## Task prompt
Each line containing the word "background" must be reported.

═════ Exercise materials

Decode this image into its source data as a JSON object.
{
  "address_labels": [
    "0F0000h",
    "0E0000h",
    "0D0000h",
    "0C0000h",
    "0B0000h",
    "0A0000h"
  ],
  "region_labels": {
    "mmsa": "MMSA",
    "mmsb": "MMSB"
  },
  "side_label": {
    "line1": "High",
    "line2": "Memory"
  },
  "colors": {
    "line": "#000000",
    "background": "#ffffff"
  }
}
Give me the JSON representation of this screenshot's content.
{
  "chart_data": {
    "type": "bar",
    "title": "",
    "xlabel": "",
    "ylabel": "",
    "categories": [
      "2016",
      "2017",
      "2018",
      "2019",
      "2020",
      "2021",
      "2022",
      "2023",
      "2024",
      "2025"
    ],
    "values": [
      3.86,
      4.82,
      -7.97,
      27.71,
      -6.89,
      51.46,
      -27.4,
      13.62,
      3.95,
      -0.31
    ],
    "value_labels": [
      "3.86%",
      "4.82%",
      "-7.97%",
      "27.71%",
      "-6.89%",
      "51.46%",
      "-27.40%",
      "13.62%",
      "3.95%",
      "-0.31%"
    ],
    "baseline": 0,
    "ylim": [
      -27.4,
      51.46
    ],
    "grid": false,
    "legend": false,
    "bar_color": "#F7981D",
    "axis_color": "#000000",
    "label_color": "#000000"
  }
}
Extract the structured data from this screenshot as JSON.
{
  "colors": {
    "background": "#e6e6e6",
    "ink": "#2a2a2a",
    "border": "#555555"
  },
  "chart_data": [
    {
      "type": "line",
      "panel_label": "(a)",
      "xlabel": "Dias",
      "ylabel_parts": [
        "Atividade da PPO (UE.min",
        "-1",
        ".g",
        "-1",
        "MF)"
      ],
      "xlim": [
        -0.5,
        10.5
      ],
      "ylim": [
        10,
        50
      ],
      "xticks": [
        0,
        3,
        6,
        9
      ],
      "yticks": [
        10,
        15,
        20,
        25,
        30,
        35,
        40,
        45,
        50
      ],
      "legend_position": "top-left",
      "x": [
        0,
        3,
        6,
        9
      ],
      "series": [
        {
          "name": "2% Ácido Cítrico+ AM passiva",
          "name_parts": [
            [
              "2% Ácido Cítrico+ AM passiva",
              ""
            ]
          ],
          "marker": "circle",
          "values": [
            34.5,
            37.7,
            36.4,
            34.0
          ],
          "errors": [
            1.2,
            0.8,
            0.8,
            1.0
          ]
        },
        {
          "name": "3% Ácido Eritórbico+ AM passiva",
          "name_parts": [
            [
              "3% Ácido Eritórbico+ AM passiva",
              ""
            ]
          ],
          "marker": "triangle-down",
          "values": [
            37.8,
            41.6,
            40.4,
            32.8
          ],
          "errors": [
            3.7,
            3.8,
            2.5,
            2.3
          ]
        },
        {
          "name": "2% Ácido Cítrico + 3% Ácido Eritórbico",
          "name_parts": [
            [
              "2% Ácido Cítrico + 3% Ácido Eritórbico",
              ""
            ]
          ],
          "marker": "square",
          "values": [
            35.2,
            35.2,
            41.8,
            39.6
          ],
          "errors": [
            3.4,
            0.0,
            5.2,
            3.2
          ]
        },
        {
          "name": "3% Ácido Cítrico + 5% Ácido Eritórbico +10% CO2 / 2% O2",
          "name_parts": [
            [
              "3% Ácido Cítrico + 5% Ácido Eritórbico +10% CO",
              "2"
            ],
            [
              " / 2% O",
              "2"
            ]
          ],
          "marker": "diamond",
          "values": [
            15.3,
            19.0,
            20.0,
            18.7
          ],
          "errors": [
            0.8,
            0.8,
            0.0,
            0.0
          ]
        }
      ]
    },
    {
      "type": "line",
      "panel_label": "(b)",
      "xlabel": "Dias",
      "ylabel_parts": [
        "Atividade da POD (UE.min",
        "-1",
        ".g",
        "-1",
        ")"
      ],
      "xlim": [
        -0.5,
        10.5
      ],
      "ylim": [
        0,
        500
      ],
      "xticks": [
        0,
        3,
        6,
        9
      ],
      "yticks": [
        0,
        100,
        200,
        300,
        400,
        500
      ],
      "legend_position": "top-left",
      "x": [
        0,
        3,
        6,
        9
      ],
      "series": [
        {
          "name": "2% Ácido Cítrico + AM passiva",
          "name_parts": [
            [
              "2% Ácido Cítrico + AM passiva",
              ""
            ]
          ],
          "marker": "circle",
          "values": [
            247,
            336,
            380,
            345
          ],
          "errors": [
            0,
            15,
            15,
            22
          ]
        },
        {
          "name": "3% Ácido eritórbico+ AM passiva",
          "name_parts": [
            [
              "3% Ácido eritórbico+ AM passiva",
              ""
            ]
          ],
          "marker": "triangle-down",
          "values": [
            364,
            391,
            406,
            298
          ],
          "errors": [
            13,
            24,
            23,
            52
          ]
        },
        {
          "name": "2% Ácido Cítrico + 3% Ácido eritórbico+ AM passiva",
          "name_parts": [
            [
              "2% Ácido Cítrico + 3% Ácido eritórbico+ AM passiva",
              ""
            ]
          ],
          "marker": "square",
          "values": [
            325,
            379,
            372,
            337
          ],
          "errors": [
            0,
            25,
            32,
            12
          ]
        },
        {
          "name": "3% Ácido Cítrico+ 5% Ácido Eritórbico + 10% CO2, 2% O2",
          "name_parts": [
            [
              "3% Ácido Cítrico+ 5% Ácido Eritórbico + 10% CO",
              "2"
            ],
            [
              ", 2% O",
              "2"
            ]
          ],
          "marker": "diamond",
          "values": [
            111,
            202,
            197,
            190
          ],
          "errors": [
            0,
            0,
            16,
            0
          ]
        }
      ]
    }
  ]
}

══════════

## Solution to this exercise
    "background": "#ffffff"
    "background": "#e6e6e6",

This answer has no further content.